• **PROBLEM STATEMENT**
Write out each record below exactly as it appears, with no pictures.

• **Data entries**
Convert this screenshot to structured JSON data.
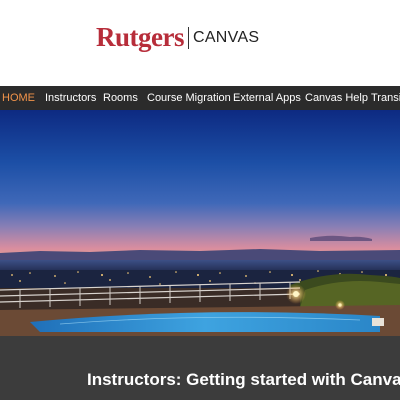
{
  "header": {
    "logo_word": "Rutgers",
    "logo_sub": "CANVAS"
  },
  "nav": {
    "items": [
      {
        "label": "HOME",
        "active": true
      },
      {
        "label": "Instructors",
        "active": false
      },
      {
        "label": "Rooms",
        "active": false
      },
      {
        "label": "Course Migration",
        "active": false
      },
      {
        "label": "External Apps",
        "active": false
      },
      {
        "label": "Canvas Help",
        "active": false
      },
      {
        "label": "Transiti",
        "active": false
      }
    ]
  },
  "banner": {
    "title": "Instructors: Getting started with Canva"
  },
  "colors": {
    "brand": "#b72d3a",
    "nav_bg": "#2b2b2b",
    "nav_active": "#f1934a",
    "banner_bg": "#3c3c3c"
  }
}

• **OUTPUT OF THE TASK**
Convert this screenshot to structured JSON data.
{
  "header": {
    "logo_word": "Rutgers",
    "logo_sub": "CANVAS"
  },
  "nav": {
    "items": [
      {
        "label": "HOME",
        "active": true
      },
      {
        "label": "Instructors",
        "active": false
      },
      {
        "label": "Rooms",
        "active": false
      },
      {
        "label": "Course Migration",
        "active": false
      },
      {
        "label": "External Apps",
        "active": false
      },
      {
        "label": "Canvas Help",
        "active": false
      },
      {
        "label": "Transiti",
        "active": false
      }
    ]
  },
  "banner": {
    "title": "Instructors: Getting started with Canva"
  },
  "colors": {
    "brand": "#b72d3a",
    "nav_bg": "#2b2b2b",
    "nav_active": "#f1934a",
    "banner_bg": "#3c3c3c"
  }
}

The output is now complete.